**PROBLEM REQUIREMENTS:** Show every line of the records below that contains the word "title".

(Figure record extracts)
-*-*-

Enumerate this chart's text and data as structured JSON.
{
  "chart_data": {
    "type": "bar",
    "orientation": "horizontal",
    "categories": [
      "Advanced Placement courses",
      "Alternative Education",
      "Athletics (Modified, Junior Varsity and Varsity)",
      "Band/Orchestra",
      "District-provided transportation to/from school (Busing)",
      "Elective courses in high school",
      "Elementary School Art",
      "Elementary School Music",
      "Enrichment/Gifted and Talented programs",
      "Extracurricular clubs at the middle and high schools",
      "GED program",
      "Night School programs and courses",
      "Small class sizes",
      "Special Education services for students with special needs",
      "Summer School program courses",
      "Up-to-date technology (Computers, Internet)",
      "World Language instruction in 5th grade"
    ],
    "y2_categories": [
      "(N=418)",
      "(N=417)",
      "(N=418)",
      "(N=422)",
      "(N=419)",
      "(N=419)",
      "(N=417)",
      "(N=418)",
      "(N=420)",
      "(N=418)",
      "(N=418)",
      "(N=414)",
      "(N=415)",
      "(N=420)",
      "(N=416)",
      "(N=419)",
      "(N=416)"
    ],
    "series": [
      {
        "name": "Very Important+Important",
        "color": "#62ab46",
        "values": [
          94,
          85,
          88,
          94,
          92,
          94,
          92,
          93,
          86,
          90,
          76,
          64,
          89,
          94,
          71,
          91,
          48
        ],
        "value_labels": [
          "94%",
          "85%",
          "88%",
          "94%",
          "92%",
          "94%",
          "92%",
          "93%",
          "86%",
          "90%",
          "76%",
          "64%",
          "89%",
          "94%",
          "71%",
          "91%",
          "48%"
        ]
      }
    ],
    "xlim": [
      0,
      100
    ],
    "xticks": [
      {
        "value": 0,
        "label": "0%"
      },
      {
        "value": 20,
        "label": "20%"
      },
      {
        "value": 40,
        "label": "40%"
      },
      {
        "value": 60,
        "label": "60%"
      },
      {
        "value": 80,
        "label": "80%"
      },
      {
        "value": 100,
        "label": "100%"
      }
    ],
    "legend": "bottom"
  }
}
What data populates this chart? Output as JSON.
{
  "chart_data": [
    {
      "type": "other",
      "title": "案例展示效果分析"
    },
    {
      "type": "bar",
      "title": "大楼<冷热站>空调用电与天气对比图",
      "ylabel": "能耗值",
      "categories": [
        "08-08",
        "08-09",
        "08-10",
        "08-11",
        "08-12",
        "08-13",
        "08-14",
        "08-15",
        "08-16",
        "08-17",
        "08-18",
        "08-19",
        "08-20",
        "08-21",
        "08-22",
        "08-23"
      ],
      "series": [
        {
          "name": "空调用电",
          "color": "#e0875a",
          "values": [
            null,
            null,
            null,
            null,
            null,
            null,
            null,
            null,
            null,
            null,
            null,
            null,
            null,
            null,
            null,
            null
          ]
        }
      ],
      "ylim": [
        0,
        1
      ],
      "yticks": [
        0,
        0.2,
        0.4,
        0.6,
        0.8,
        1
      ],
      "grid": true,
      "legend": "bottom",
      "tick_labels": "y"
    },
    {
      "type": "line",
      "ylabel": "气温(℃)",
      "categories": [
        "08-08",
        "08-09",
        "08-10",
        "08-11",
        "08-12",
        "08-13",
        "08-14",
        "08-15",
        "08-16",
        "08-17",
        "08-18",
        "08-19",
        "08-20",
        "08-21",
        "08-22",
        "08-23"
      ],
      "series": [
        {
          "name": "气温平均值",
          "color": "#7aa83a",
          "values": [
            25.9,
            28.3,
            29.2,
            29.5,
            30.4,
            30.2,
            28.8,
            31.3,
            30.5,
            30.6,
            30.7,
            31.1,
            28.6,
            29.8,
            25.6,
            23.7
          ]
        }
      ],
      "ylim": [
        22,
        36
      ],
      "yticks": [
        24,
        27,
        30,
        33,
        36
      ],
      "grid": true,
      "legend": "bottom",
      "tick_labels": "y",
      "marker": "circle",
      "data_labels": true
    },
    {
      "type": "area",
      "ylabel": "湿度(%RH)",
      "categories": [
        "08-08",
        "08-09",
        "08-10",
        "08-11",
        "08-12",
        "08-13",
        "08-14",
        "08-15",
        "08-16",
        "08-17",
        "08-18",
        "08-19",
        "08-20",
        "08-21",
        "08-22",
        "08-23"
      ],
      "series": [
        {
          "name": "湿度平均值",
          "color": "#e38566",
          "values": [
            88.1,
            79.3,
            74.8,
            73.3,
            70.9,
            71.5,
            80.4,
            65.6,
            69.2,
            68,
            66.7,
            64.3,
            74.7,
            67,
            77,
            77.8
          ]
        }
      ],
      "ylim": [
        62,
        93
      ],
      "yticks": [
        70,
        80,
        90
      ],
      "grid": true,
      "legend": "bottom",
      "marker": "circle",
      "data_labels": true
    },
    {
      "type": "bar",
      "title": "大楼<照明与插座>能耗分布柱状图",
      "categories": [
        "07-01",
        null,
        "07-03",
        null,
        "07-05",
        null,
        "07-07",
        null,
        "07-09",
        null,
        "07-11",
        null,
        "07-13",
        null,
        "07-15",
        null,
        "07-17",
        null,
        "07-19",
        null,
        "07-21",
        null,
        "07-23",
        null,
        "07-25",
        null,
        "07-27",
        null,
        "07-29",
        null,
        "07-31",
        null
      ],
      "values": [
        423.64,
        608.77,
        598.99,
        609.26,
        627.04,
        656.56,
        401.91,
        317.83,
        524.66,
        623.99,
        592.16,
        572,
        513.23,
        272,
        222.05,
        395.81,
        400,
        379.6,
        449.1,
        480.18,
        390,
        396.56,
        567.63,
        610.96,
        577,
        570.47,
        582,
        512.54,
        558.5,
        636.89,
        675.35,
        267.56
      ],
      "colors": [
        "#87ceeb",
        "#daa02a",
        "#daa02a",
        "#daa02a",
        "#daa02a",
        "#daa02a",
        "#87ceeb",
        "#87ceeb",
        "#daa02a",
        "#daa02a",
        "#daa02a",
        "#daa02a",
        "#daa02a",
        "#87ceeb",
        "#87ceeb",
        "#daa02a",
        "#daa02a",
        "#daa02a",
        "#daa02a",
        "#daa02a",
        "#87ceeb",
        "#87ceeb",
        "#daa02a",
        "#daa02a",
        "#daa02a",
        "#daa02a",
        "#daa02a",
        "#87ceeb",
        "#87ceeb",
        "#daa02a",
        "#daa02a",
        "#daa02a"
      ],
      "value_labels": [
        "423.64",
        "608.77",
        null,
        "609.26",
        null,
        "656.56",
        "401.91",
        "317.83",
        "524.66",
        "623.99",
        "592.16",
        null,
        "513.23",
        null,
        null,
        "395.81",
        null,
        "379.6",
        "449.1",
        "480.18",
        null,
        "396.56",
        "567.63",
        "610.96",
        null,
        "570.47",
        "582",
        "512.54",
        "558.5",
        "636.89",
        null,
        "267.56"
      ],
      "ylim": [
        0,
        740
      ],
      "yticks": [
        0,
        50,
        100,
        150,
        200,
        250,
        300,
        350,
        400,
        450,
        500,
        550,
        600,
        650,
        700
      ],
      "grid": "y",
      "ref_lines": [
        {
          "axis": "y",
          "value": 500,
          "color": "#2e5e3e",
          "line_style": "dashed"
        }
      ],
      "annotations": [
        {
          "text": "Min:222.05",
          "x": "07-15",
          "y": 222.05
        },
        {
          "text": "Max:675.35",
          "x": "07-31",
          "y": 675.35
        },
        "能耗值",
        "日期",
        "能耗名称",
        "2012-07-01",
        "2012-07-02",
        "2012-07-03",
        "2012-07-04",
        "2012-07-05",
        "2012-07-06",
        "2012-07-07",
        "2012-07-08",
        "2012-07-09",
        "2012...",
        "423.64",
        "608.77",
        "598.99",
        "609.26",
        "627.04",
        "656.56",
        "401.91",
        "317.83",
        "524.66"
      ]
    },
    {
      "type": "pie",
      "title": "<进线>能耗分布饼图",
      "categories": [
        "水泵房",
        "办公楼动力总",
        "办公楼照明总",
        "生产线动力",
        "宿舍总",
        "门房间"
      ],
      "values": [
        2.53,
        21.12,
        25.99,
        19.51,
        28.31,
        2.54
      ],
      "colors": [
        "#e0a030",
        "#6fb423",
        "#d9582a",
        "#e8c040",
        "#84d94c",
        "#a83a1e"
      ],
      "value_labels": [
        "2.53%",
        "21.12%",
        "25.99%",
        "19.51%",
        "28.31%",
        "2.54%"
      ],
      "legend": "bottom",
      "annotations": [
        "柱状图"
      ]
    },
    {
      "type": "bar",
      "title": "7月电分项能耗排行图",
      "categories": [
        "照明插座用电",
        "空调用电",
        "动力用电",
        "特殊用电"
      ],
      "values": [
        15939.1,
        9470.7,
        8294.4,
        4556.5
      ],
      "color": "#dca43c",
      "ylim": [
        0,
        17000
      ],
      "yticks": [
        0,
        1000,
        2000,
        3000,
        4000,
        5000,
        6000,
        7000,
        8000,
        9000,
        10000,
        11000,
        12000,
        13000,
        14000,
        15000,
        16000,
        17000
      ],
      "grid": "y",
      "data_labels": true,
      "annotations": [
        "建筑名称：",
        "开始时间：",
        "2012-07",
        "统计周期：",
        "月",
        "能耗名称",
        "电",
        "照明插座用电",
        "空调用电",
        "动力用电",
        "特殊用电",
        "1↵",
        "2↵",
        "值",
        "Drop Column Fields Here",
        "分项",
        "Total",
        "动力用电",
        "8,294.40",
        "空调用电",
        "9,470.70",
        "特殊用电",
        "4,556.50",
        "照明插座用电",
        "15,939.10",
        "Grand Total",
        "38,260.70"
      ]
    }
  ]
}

-*-*-

**PROBLEM SOLUTION:**
      "title": "案例展示效果分析"
      "title": "大楼<冷热站>空调用电与天气对比图",
      "title": "大楼<照明与插座>能耗分布柱状图",
      "title": "<进线>能耗分布饼图",
      "title": "7月电分项能耗排行图",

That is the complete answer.